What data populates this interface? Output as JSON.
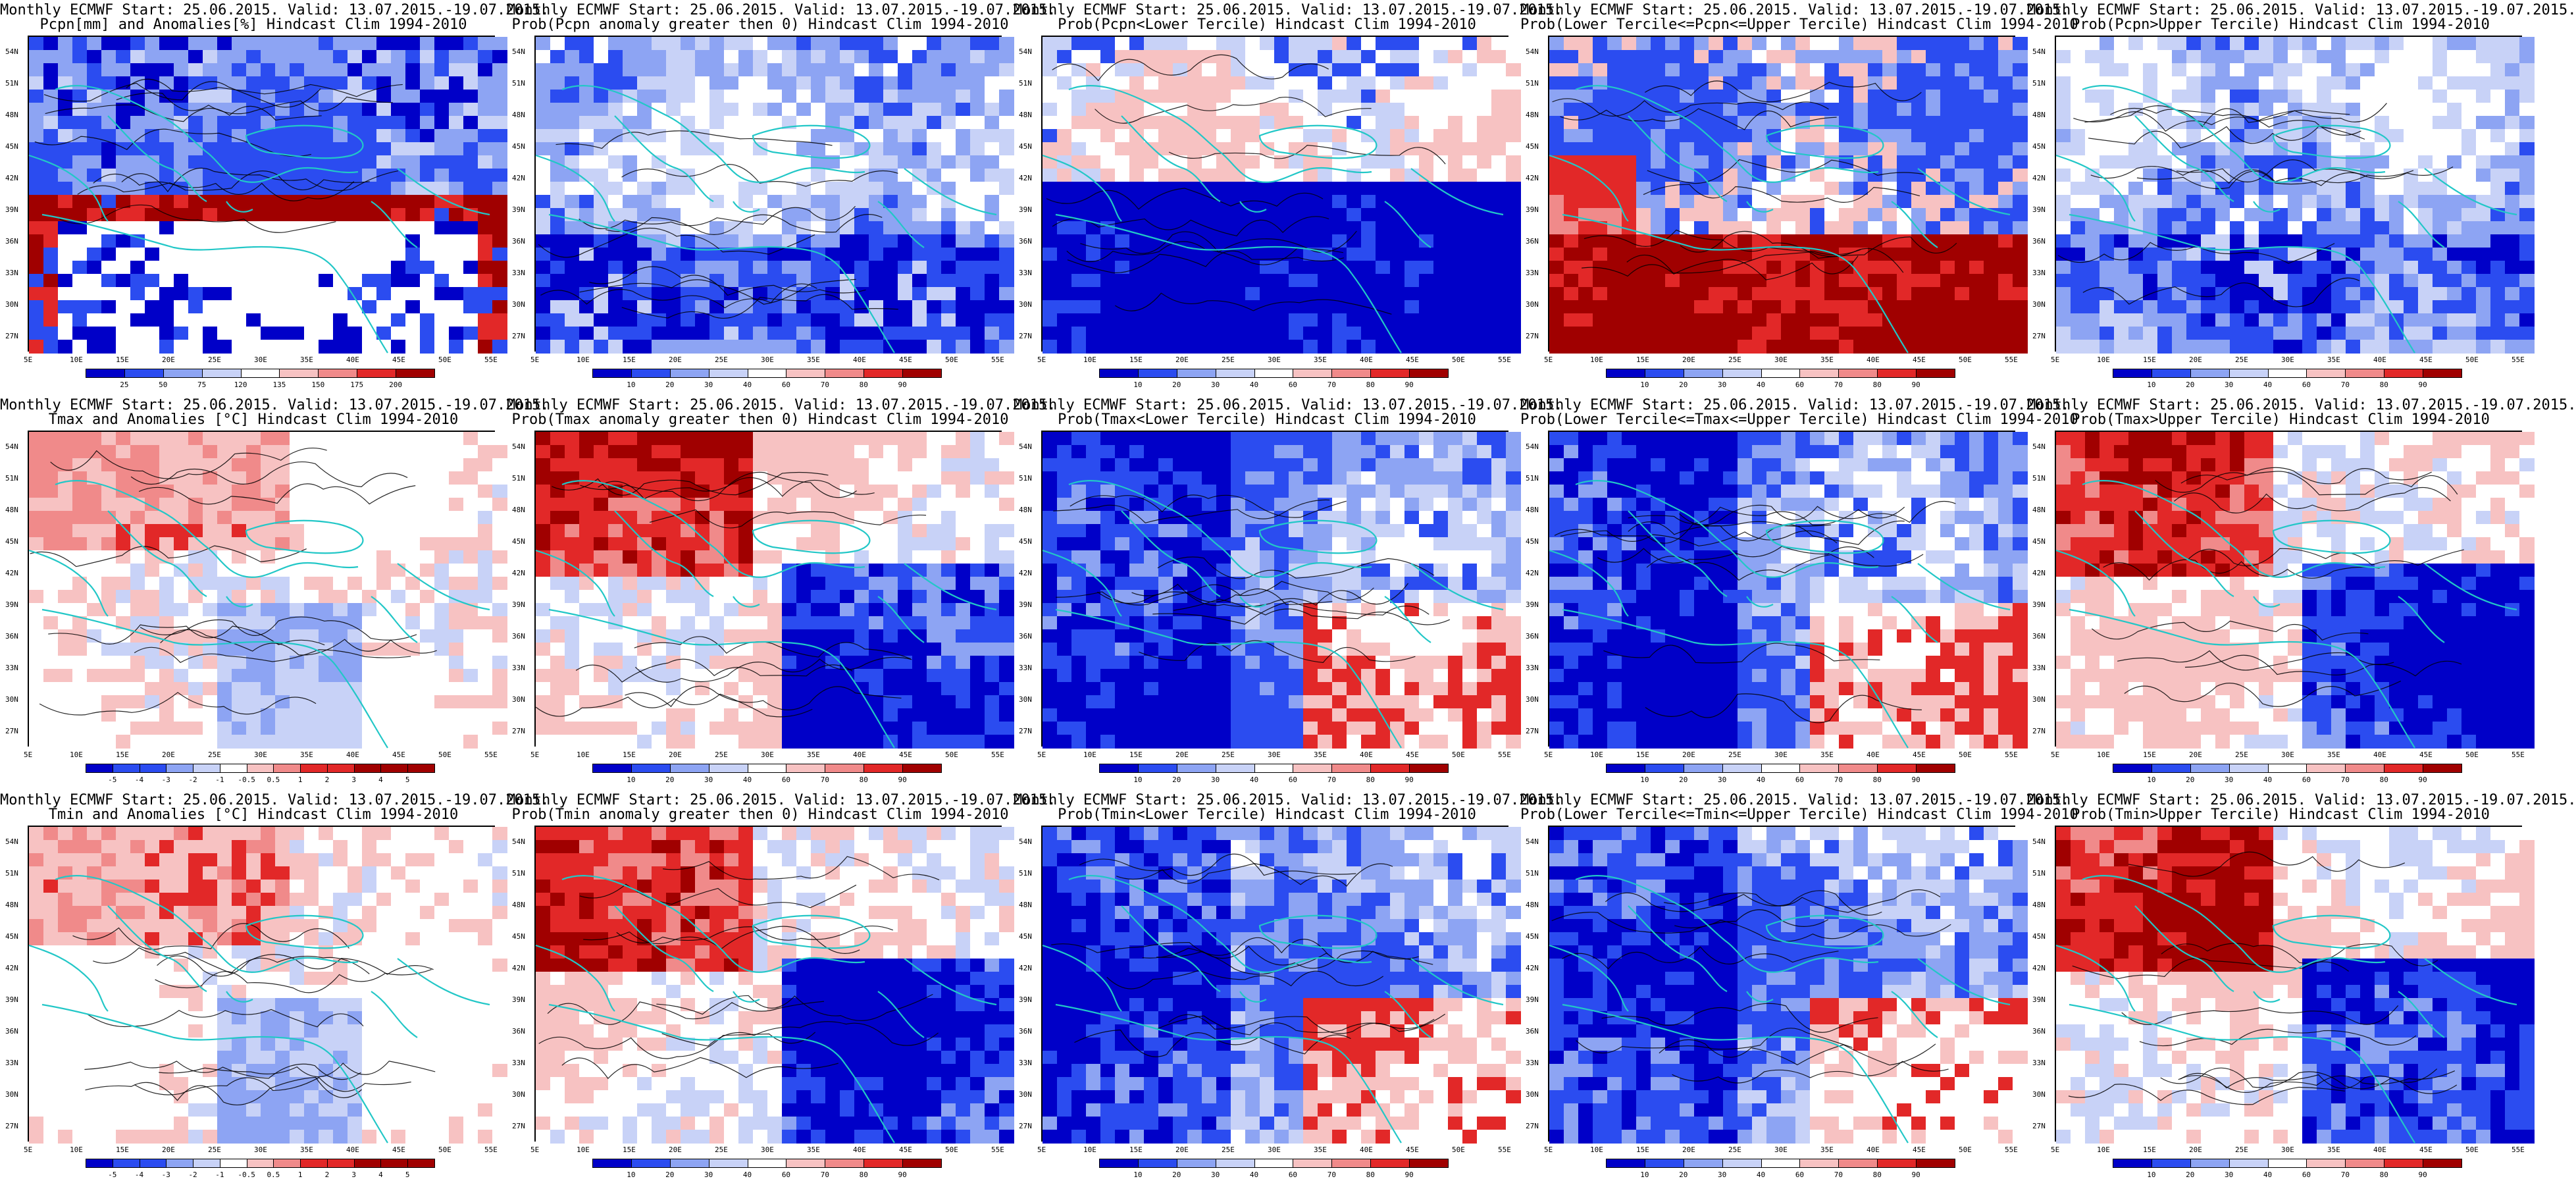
{
  "panels": [
    {
      "title_line1": "Monthly ECMWF Start: 25.06.2015. Valid: 13.07.2015.-19.07.2015.",
      "title_line2": "Pcpn[mm] and Anomalies[%] Hindcast Clim 1994-2010",
      "scheme": "precip",
      "colorbar_ticks": [
        "25",
        "50",
        "75",
        "120",
        "135",
        "150",
        "175",
        "200"
      ]
    },
    {
      "title_line1": "Monthly ECMWF Start: 25.06.2015. Valid: 13.07.2015.-19.07.2015.",
      "title_line2": "Prob(Pcpn anomaly greater then 0) Hindcast Clim 1994-2010",
      "scheme": "prob_blue",
      "colorbar_ticks": [
        "10",
        "20",
        "30",
        "40",
        "60",
        "70",
        "80",
        "90"
      ]
    },
    {
      "title_line1": "Monthly ECMWF Start: 25.06.2015. Valid: 13.07.2015.-19.07.2015.",
      "title_line2": "Prob(Pcpn<Lower Tercile) Hindcast Clim 1994-2010",
      "scheme": "prob_mixed",
      "colorbar_ticks": [
        "10",
        "20",
        "30",
        "40",
        "60",
        "70",
        "80",
        "90"
      ]
    },
    {
      "title_line1": "Monthly ECMWF Start: 25.06.2015. Valid: 13.07.2015.-19.07.2015.",
      "title_line2": "Prob(Lower Tercile<=Pcpn<=Upper Tercile) Hindcast Clim 1994-2010",
      "scheme": "prob_red_south",
      "colorbar_ticks": [
        "10",
        "20",
        "30",
        "40",
        "60",
        "70",
        "80",
        "90"
      ]
    },
    {
      "title_line1": "Monthly ECMWF Start: 25.06.2015. Valid: 13.07.2015.-19.07.2015.",
      "title_line2": "Prob(Pcpn>Upper Tercile) Hindcast Clim 1994-2010",
      "scheme": "prob_blue",
      "colorbar_ticks": [
        "10",
        "20",
        "30",
        "40",
        "60",
        "70",
        "80",
        "90"
      ]
    },
    {
      "title_line1": "Monthly ECMWF Start: 25.06.2015. Valid: 13.07.2015.-19.07.2015.",
      "title_line2": "Tmax and Anomalies [°C] Hindcast Clim 1994-2010",
      "scheme": "temp_anom",
      "colorbar_ticks": [
        "-5",
        "-4",
        "-3",
        "-2",
        "-1",
        "-0.5",
        "0.5",
        "1",
        "2",
        "3",
        "4",
        "5"
      ]
    },
    {
      "title_line1": "Monthly ECMWF Start: 25.06.2015. Valid: 13.07.2015.-19.07.2015.",
      "title_line2": "Prob(Tmax anomaly greater then 0) Hindcast Clim 1994-2010",
      "scheme": "prob_red_nw",
      "colorbar_ticks": [
        "10",
        "20",
        "30",
        "40",
        "60",
        "70",
        "80",
        "90"
      ]
    },
    {
      "title_line1": "Monthly ECMWF Start: 25.06.2015. Valid: 13.07.2015.-19.07.2015.",
      "title_line2": "Prob(Tmax<Lower Tercile) Hindcast Clim 1994-2010",
      "scheme": "prob_blue_west",
      "colorbar_ticks": [
        "10",
        "20",
        "30",
        "40",
        "60",
        "70",
        "80",
        "90"
      ]
    },
    {
      "title_line1": "Monthly ECMWF Start: 25.06.2015. Valid: 13.07.2015.-19.07.2015.",
      "title_line2": "Prob(Lower Tercile<=Tmax<=Upper Tercile) Hindcast Clim 1994-2010",
      "scheme": "prob_blue_west",
      "colorbar_ticks": [
        "10",
        "20",
        "30",
        "40",
        "60",
        "70",
        "80",
        "90"
      ]
    },
    {
      "title_line1": "Monthly ECMWF Start: 25.06.2015. Valid: 13.07.2015.-19.07.2015.",
      "title_line2": "Prob(Tmax>Upper Tercile) Hindcast Clim 1994-2010",
      "scheme": "prob_red_nw",
      "colorbar_ticks": [
        "10",
        "20",
        "30",
        "40",
        "60",
        "70",
        "80",
        "90"
      ]
    },
    {
      "title_line1": "Monthly ECMWF Start: 25.06.2015. Valid: 13.07.2015.-19.07.2015.",
      "title_line2": "Tmin and Anomalies [°C] Hindcast Clim 1994-2010",
      "scheme": "temp_anom",
      "colorbar_ticks": [
        "-5",
        "-4",
        "-3",
        "-2",
        "-1",
        "-0.5",
        "0.5",
        "1",
        "2",
        "3",
        "4",
        "5"
      ]
    },
    {
      "title_line1": "Monthly ECMWF Start: 25.06.2015. Valid: 13.07.2015.-19.07.2015.",
      "title_line2": "Prob(Tmin anomaly greater then 0) Hindcast Clim 1994-2010",
      "scheme": "prob_red_nw",
      "colorbar_ticks": [
        "10",
        "20",
        "30",
        "40",
        "60",
        "70",
        "80",
        "90"
      ]
    },
    {
      "title_line1": "Monthly ECMWF Start: 25.06.2015. Valid: 13.07.2015.-19.07.2015.",
      "title_line2": "Prob(Tmin<Lower Tercile) Hindcast Clim 1994-2010",
      "scheme": "prob_blue_west",
      "colorbar_ticks": [
        "10",
        "20",
        "30",
        "40",
        "60",
        "70",
        "80",
        "90"
      ]
    },
    {
      "title_line1": "Monthly ECMWF Start: 25.06.2015. Valid: 13.07.2015.-19.07.2015.",
      "title_line2": "Prob(Lower Tercile<=Tmin<=Upper Tercile) Hindcast Clim 1994-2010",
      "scheme": "prob_blue_west",
      "colorbar_ticks": [
        "10",
        "20",
        "30",
        "40",
        "60",
        "70",
        "80",
        "90"
      ]
    },
    {
      "title_line1": "Monthly ECMWF Start: 25.06.2015. Valid: 13.07.2015.-19.07.2015.",
      "title_line2": "Prob(Tmin>Upper Tercile) Hindcast Clim 1994-2010",
      "scheme": "prob_red_nw",
      "colorbar_ticks": [
        "10",
        "20",
        "30",
        "40",
        "60",
        "70",
        "80",
        "90"
      ]
    }
  ],
  "lat_labels": [
    "54N",
    "51N",
    "48N",
    "45N",
    "42N",
    "39N",
    "36N",
    "33N",
    "30N",
    "27N"
  ],
  "lon_labels": [
    "5E",
    "10E",
    "15E",
    "20E",
    "25E",
    "30E",
    "35E",
    "40E",
    "45E",
    "50E",
    "55E"
  ],
  "colors": {
    "deep_blue": "#0000c8",
    "blue": "#2b4cf0",
    "light_blue": "#8da4f3",
    "pale_blue": "#c8d2f7",
    "white": "#ffffff",
    "pale_red": "#f7c2c2",
    "light_red": "#f08a8a",
    "red": "#e22828",
    "dark_red": "#a00000",
    "coast": "#22c7c7"
  }
}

.....

**WHAT THE EXERCISE ASKS:** Find the count of lines in the data above where the string "anomaly" occurs. Provide that number alone.

**EXERCISE RESPONSE:** 3